• WRITTEN INSTRUCTION
Reproduce every one of the rows below without changing anything.

[Stored items]
▬▬▬▬▬▬▬▬▬▬
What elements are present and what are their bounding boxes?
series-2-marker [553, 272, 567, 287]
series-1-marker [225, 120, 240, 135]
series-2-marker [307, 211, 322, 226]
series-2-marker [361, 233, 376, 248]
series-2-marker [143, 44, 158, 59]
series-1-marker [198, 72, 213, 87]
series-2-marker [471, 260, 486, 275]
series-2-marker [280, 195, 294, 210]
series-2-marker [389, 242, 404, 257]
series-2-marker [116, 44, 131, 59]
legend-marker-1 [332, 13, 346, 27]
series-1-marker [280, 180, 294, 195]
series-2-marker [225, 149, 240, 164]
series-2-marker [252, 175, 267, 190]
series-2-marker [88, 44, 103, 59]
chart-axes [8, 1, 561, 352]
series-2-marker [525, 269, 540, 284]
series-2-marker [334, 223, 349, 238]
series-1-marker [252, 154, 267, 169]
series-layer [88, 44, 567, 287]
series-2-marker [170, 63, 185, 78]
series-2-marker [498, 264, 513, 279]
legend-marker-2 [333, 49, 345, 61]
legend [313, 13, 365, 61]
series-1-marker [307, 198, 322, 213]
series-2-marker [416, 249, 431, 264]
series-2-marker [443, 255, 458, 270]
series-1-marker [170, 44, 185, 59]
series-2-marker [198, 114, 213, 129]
▬▬▬▬▬▬▬▬▬▬
• EXERCISE RESPONSE
What elements are present and what are their bounding boxes?
series-2-marker [553, 272, 567, 287]
series-1-marker [225, 120, 240, 135]
series-2-marker [307, 211, 322, 226]
series-2-marker [361, 233, 376, 248]
series-2-marker [143, 44, 158, 59]
series-1-marker [198, 72, 213, 87]
series-2-marker [471, 260, 486, 275]
series-2-marker [280, 195, 294, 210]
series-2-marker [389, 242, 404, 257]
series-2-marker [116, 44, 131, 59]
legend-marker-1 [332, 13, 346, 27]
series-1-marker [280, 180, 294, 195]
series-2-marker [225, 149, 240, 164]
series-2-marker [252, 175, 267, 190]
series-2-marker [88, 44, 103, 59]
chart-axes [8, 1, 561, 352]
series-2-marker [525, 269, 540, 284]
series-2-marker [334, 223, 349, 238]
series-1-marker [252, 154, 267, 169]
series-layer [88, 44, 567, 287]
series-2-marker [170, 63, 185, 78]
series-2-marker [498, 264, 513, 279]
legend-marker-2 [333, 49, 345, 61]
legend [313, 13, 365, 61]
series-1-marker [307, 198, 322, 213]
series-2-marker [416, 249, 431, 264]
series-2-marker [443, 255, 458, 270]
series-1-marker [170, 44, 185, 59]
series-2-marker [198, 114, 213, 129]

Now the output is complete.